Data section:
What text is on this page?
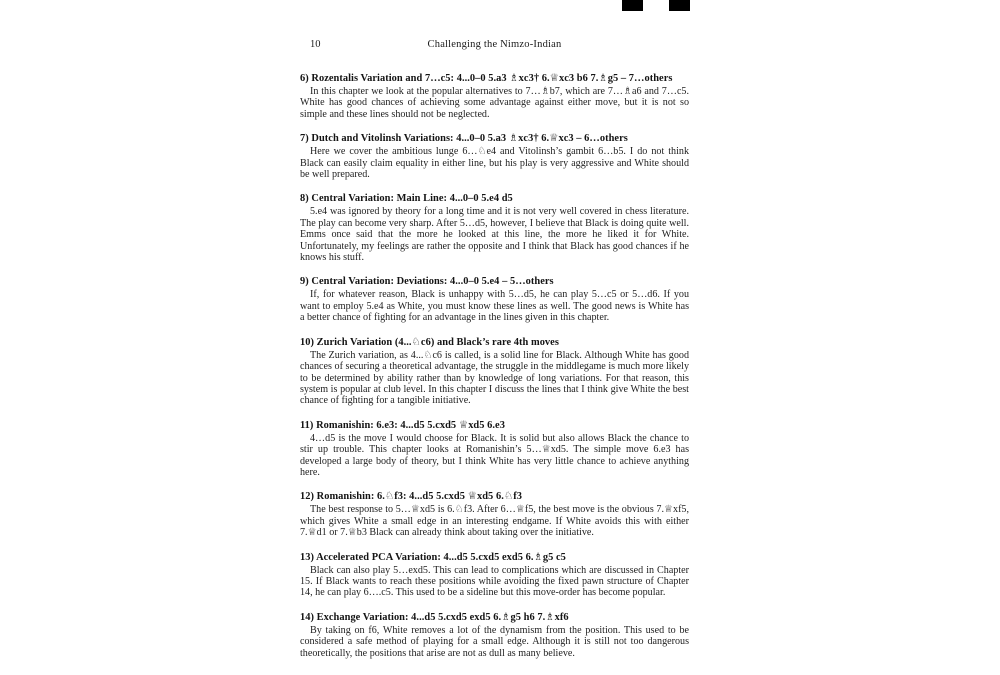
10	Challenging the Nimzo-Indian
6) Rozentalis Variation and 7…c5: 4...0–0 5.a3 ♗xc3† 6.♕xc3 b6 7.♗g5 – 7…others

In this chapter we look at the popular alternatives to 7…♗b7, which are 7…♗a6 and 7…c5. White has good chances of achieving some advantage against either move, but it is not so simple and these lines should not be neglected.

7) Dutch and Vitolinsh Variations: 4...0–0 5.a3 ♗xc3† 6.♕xc3 – 6…others

Here we cover the ambitious lunge 6…♘e4 and Vitolinsh’s gambit 6…b5. I do not think Black can easily claim equality in either line, but his play is very aggressive and White should be well prepared.

8) Central Variation: Main Line: 4...0–0 5.e4 d5

5.e4 was ignored by theory for a long time and it is not very well covered in chess literature. The play can become very sharp. After 5…d5, however, I believe that Black is doing quite well. Emms once said that the more he looked at this line, the more he liked it for White. Unfortunately, my feelings are rather the opposite and I think that Black has good chances if he knows his stuff.

9) Central Variation: Deviations: 4...0–0 5.e4 – 5…others

If, for whatever reason, Black is unhappy with 5…d5, he can play 5…c5 or 5…d6. If you want to employ 5.e4 as White, you must know these lines as well. The good news is White has a better chance of fighting for an advantage in the lines given in this chapter.

10) Zurich Variation (4...♘c6) and Black’s rare 4th moves

The Zurich variation, as 4...♘c6 is called, is a solid line for Black. Although White has good chances of securing a theoretical advantage, the struggle in the middlegame is much more likely to be determined by ability rather than by knowledge of long variations. For that reason, this system is popular at club level. In this chapter I discuss the lines that I think give White the best chance of fighting for a tangible initiative.

11) Romanishin: 6.e3: 4...d5 5.cxd5 ♕xd5 6.e3

4…d5 is the move I would choose for Black. It is solid but also allows Black the chance to stir up trouble. This chapter looks at Romanishin’s 5…♕xd5. The simple move 6.e3 has developed a large body of theory, but I think White has very little chance to achieve anything here.

12) Romanishin: 6.♘f3: 4...d5 5.cxd5 ♕xd5 6.♘f3

The best response to 5…♕xd5 is 6.♘f3. After 6…♕f5, the best move is the obvious 7.♕xf5, which gives White a small edge in an interesting endgame. If White avoids this with either 7.♕d1 or 7.♕b3 Black can already think about taking over the initiative.

13) Accelerated PCA Variation: 4...d5 5.cxd5 exd5 6.♗g5 c5

Black can also play 5…exd5. This can lead to complications which are discussed in Chapter 15. If Black wants to reach these positions while avoiding the fixed pawn structure of Chapter 14, he can play 6….c5. This used to be a sideline but this move-order has become popular.

14) Exchange Variation: 4...d5 5.cxd5 exd5 6.♗g5 h6 7.♗xf6

By taking on f6, White removes a lot of the dynamism from the position. This used to be considered a safe method of playing for a small edge. Although it is still not too dangerous theoretically, the positions that arise are not as dull as many believe.
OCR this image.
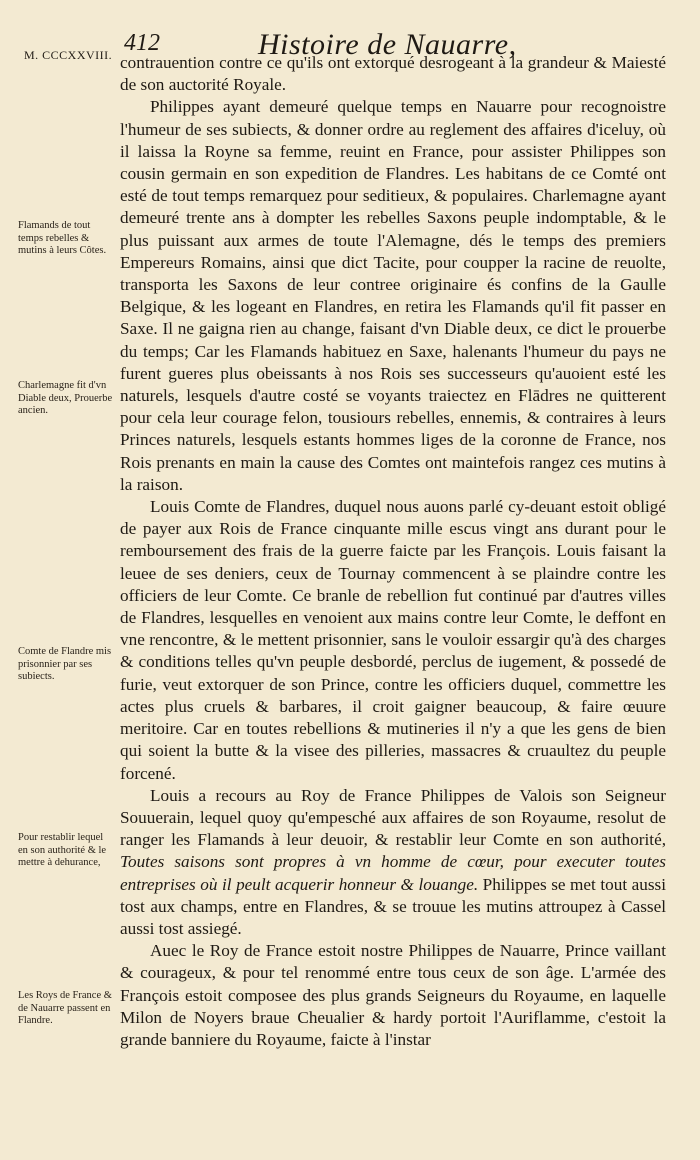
412	Histoire de Nauarre,
M. CCCXXVIII.
Flamands de tout temps rebelles & mutins à leurs Côtes.
Charlemagne fit d'vn Diable deux, Prouerbe ancien.
Comte de Flandre mis prisonnier par ses subiects.
Pour restablir lequel en son authorité & le mettre à dehurance,
Les Roys de France & de Nauarre passent en Flandre.

contrauention contre ce qu'ils ont extorqué desrogeant à la grandeur & Maiesté de son auctorité Royale.

Philippes ayant demeuré quelque temps en Nauarre pour recognoistre l'humeur de ses subiects, & donner ordre au reglement des affaires d'iceluy, où il laissa la Royne sa femme, reuint en France, pour assister Philippes son cousin germain en son expedition de Flandres. Les habitans de ce Comté ont esté de tout temps remarquez pour seditieux, & populaires. Charlemagne ayant demeuré trente ans à dompter les rebelles Saxons peuple indomptable, & le plus puissant aux armes de toute l'Alemagne, dés le temps des premiers Empereurs Romains, ainsi que dict Tacite, pour coupper la racine de reuolte, transporta les Saxons de leur contree originaire és confins de la Gaulle Belgique, & les logeant en Flandres, en retira les Flamands qu'il fit passer en Saxe. Il ne gaigna rien au change, faisant d'vn Diable deux, ce dict le prouerbe du temps; Car les Flamands habituez en Saxe, halenants l'humeur du pays ne furent gueres plus obeissants à nos Rois ses successeurs qu'auoient esté les naturels, lesquels d'autre costé se voyants traiectez en Flādres ne quitterent pour cela leur courage felon, tousiours rebelles, ennemis, & contraires à leurs Princes naturels, lesquels estants hommes liges de la coronne de France, nos Rois prenants en main la cause des Comtes ont maintefois rangez ces mutins à la raison.

Louis Comte de Flandres, duquel nous auons parlé cy-deuant estoit obligé de payer aux Rois de France cinquante mille escus vingt ans durant pour le remboursement des frais de la guerre faicte par les François. Louis faisant la leuee de ses deniers, ceux de Tournay commencent à se plaindre contre les officiers de leur Comte. Ce branle de rebellion fut continué par d'autres villes de Flandres, lesquelles en venoient aux mains contre leur Comte, le deffont en vne rencontre, & le mettent prisonnier, sans le vouloir essargir qu'à des charges & conditions telles qu'vn peuple desbordé, perclus de iugement, & possedé de furie, veut extorquer de son Prince, contre les officiers duquel, commettre les actes plus cruels & barbares, il croit gaigner beaucoup, & faire œuure meritoire. Car en toutes rebellions & mutineries il n'y a que les gens de bien qui soient la butte & la visee des pilleries, massacres & cruaultez du peuple forcené.

Louis a recours au Roy de France Philippes de Valois son Seigneur Souuerain, lequel quoy qu'empesché aux affaires de son Royaume, resolut de ranger les Flamands à leur deuoir, & restablir leur Comte en son authorité, Toutes saisons sont propres à vn homme de cœur, pour executer toutes entreprises où il peult acquerir honneur & louange. Philippes se met tout aussi tost aux champs, entre en Flandres, & se trouue les mutins attroupez à Cassel aussi tost assiegé.

Auec le Roy de France estoit nostre Philippes de Nauarre, Prince vaillant & courageux, & pour tel renommé entre tous ceux de son âge. L'armée des François estoit composee des plus grands Seigneurs du Royaume, en laquelle Milon de Noyers braue Cheualier & hardy portoit l'Auriflamme, c'estoit la grande banniere du Royaume, faicte à l'instar
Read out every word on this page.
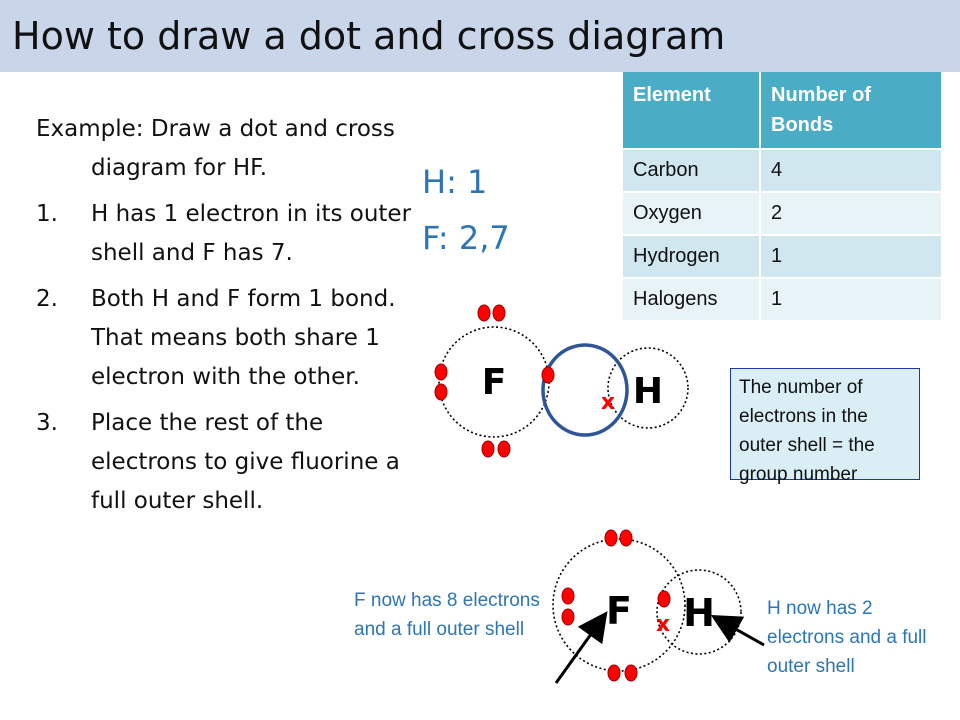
How to draw a dot and cross diagram
Example: Draw a dot and cross diagram for HF.
1.	H has 1 electron in its outer shell and F has 7.
2.	Both H and F form 1 bond. That means both share 1 electron with the other.
3.	Place the rest of the electrons to give fluorine a full outer shell.
H: 1
F: 2,7
Element	Number of Bonds
Carbon	4
Oxygen	2
Hydrogen	1
Halogens	1
The number of electrons in the outer shell = the group number
F now has 8 electrons and a full outer shell
H now has 2 electrons and a full outer shell
F	H
x
F H
x
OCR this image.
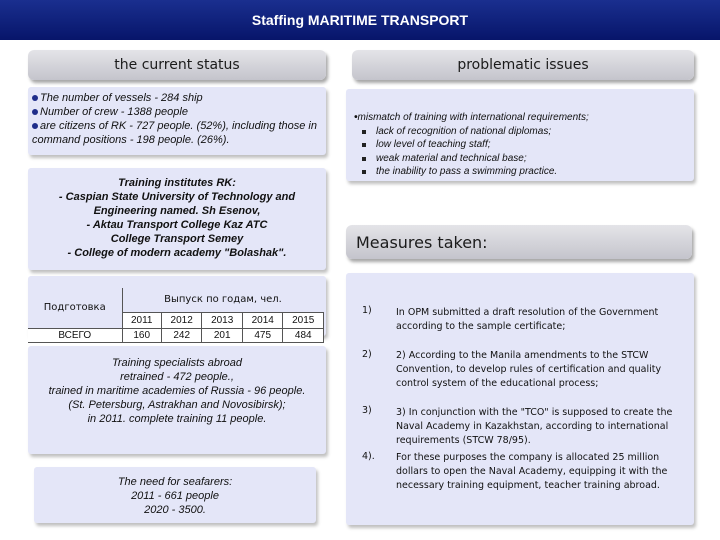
Staffing MARITIME TRANSPORT
the current status
The number of vessels - 284 ship
Number of crew - 1388 people
are citizens of RK - 727 people. (52%), including those in command positions - 198 people. (26%).
problematic issues
•mismatch of training with international requirements;
lack of recognition of national diplomas;
low level of teaching staff;
weak material and technical base;
the inability to pass a swimming practice.
Training institutes RK:
- Caspian State University of Technology and Engineering named. Sh Esenov,
- Aktau Transport College Kaz ATC
College Transport Semey
- College of modern academy "Bolashak".
Подготовка	Выпуск по годам, чел.				
	2011	2012	2013	2014	2015
ВСЕГО	160	242	201	475	484
Training specialists abroad
retrained - 472 people.,
trained in maritime academies of Russia - 96 people. (St. Petersburg, Astrakhan and Novosibirsk);
in 2011. complete training 11 people.
The need for seafarers:
2011 - 661 people
2020 - 3500.
Measures taken:
1)	In OPM submitted a draft resolution of the Government according to the sample certificate;
2)	2) According to the Manila amendments to the STCW Convention, to develop rules of certification and quality control system of the educational process;
3)	3) In conjunction with the "TCO" is supposed to create the Naval Academy in Kazakhstan, according to international requirements (STCW 78/95).
4). For these purposes the company is allocated 25 million dollars to open the Naval Academy, equipping it with the necessary training equipment, teacher training abroad.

Task directions: Report every line containing the word "electrons" from the listing above.

Response below:
3.	Place the rest of the electrons to give fluorine a full outer shell.
The number of electrons in the outer shell = the group number
F now has 8 electrons and a full outer shell
H now has 2 electrons and a full outer shell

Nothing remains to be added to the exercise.